▼▼▼
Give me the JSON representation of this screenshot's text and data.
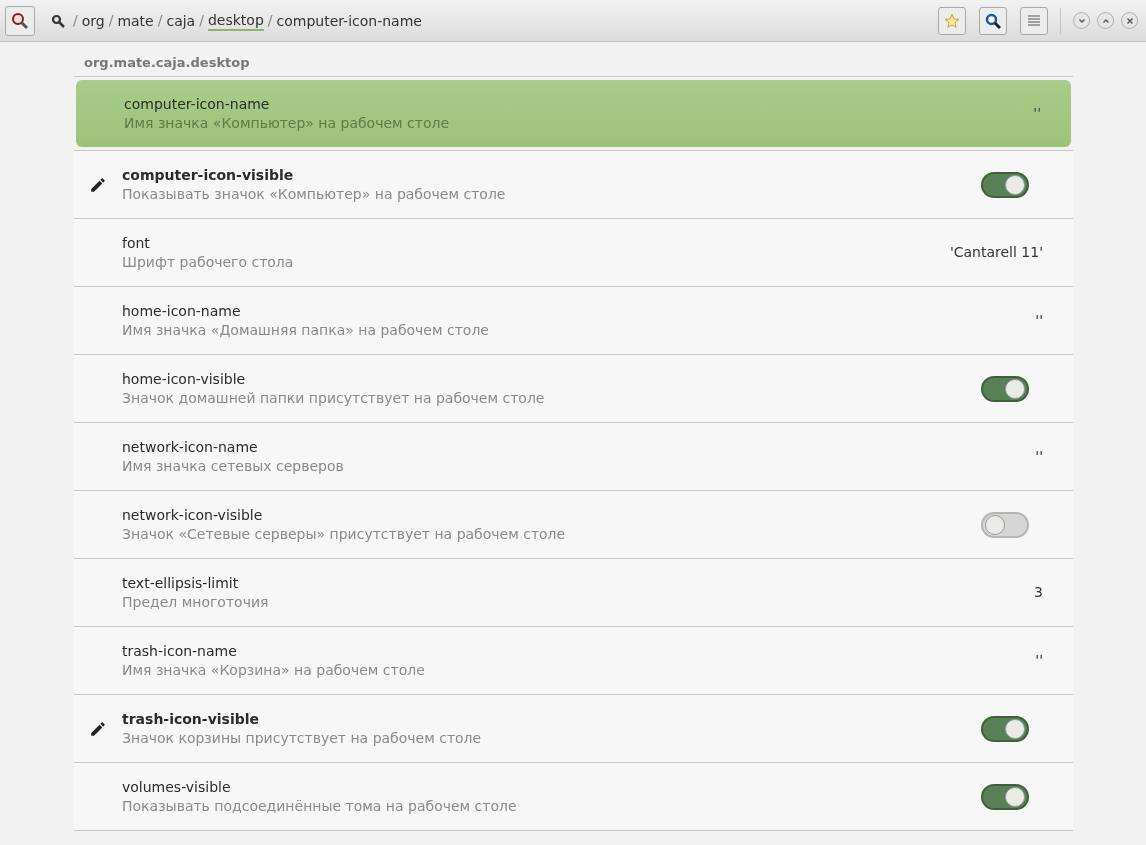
{
  "path": [
    {
      "separator": "/",
      "label": "org",
      "selected": false
    },
    {
      "separator": "/",
      "label": "mate",
      "selected": false
    },
    {
      "separator": "/",
      "label": "caja",
      "selected": false
    },
    {
      "separator": "/",
      "label": "desktop",
      "selected": true
    },
    {
      "separator": "/",
      "label": "computer-icon-name",
      "selected": false
    }
  ],
  "group_title": "org.mate.caja.desktop",
  "rows": [
    {
      "kind": "text",
      "name": "computer-icon-name",
      "description": "Имя значка «Компьютер» на рабочем столе",
      "value": "''",
      "modified": false,
      "selected": true
    },
    {
      "kind": "switch",
      "name": "computer-icon-visible",
      "description": "Показывать значок «Компьютер» на рабочем столе",
      "on": true,
      "modified": true,
      "selected": false
    },
    {
      "kind": "text",
      "name": "font",
      "description": "Шрифт рабочего стола",
      "value": "'Cantarell 11'",
      "modified": false,
      "selected": false
    },
    {
      "kind": "text",
      "name": "home-icon-name",
      "description": "Имя значка «Домашняя папка» на рабочем столе",
      "value": "''",
      "modified": false,
      "selected": false
    },
    {
      "kind": "switch",
      "name": "home-icon-visible",
      "description": "Значок домашней папки присутствует на рабочем столе",
      "on": true,
      "modified": false,
      "selected": false
    },
    {
      "kind": "text",
      "name": "network-icon-name",
      "description": "Имя значка сетевых серверов",
      "value": "''",
      "modified": false,
      "selected": false
    },
    {
      "kind": "switch",
      "name": "network-icon-visible",
      "description": "Значок «Сетевые серверы» присутствует на рабочем столе",
      "on": false,
      "modified": false,
      "selected": false
    },
    {
      "kind": "text",
      "name": "text-ellipsis-limit",
      "description": "Предел многоточия",
      "value": "3",
      "modified": false,
      "selected": false
    },
    {
      "kind": "text",
      "name": "trash-icon-name",
      "description": "Имя значка «Корзина» на рабочем столе",
      "value": "''",
      "modified": false,
      "selected": false
    },
    {
      "kind": "switch",
      "name": "trash-icon-visible",
      "description": "Значок корзины присутствует на рабочем столе",
      "on": true,
      "modified": true,
      "selected": false
    },
    {
      "kind": "switch",
      "name": "volumes-visible",
      "description": "Показывать подсоединённые тома на рабочем столе",
      "on": true,
      "modified": false,
      "selected": false
    }
  ]
}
▲▲▲
-- REQUEST --
Reproduce all entries without any change, and omit the pictures.

-- ANSWER FOR THE TASK --
Give me the JSON representation of this screenshot's text and data.
{
  "path": [
    {
      "separator": "/",
      "label": "org",
      "selected": false
    },
    {
      "separator": "/",
      "label": "mate",
      "selected": false
    },
    {
      "separator": "/",
      "label": "caja",
      "selected": false
    },
    {
      "separator": "/",
      "label": "desktop",
      "selected": true
    },
    {
      "separator": "/",
      "label": "computer-icon-name",
      "selected": false
    }
  ],
  "group_title": "org.mate.caja.desktop",
  "rows": [
    {
      "kind": "text",
      "name": "computer-icon-name",
      "description": "Имя значка «Компьютер» на рабочем столе",
      "value": "''",
      "modified": false,
      "selected": true
    },
    {
      "kind": "switch",
      "name": "computer-icon-visible",
      "description": "Показывать значок «Компьютер» на рабочем столе",
      "on": true,
      "modified": true,
      "selected": false
    },
    {
      "kind": "text",
      "name": "font",
      "description": "Шрифт рабочего стола",
      "value": "'Cantarell 11'",
      "modified": false,
      "selected": false
    },
    {
      "kind": "text",
      "name": "home-icon-name",
      "description": "Имя значка «Домашняя папка» на рабочем столе",
      "value": "''",
      "modified": false,
      "selected": false
    },
    {
      "kind": "switch",
      "name": "home-icon-visible",
      "description": "Значок домашней папки присутствует на рабочем столе",
      "on": true,
      "modified": false,
      "selected": false
    },
    {
      "kind": "text",
      "name": "network-icon-name",
      "description": "Имя значка сетевых серверов",
      "value": "''",
      "modified": false,
      "selected": false
    },
    {
      "kind": "switch",
      "name": "network-icon-visible",
      "description": "Значок «Сетевые серверы» присутствует на рабочем столе",
      "on": false,
      "modified": false,
      "selected": false
    },
    {
      "kind": "text",
      "name": "text-ellipsis-limit",
      "description": "Предел многоточия",
      "value": "3",
      "modified": false,
      "selected": false
    },
    {
      "kind": "text",
      "name": "trash-icon-name",
      "description": "Имя значка «Корзина» на рабочем столе",
      "value": "''",
      "modified": false,
      "selected": false
    },
    {
      "kind": "switch",
      "name": "trash-icon-visible",
      "description": "Значок корзины присутствует на рабочем столе",
      "on": true,
      "modified": true,
      "selected": false
    },
    {
      "kind": "switch",
      "name": "volumes-visible",
      "description": "Показывать подсоединённые тома на рабочем столе",
      "on": true,
      "modified": false,
      "selected": false
    }
  ]
}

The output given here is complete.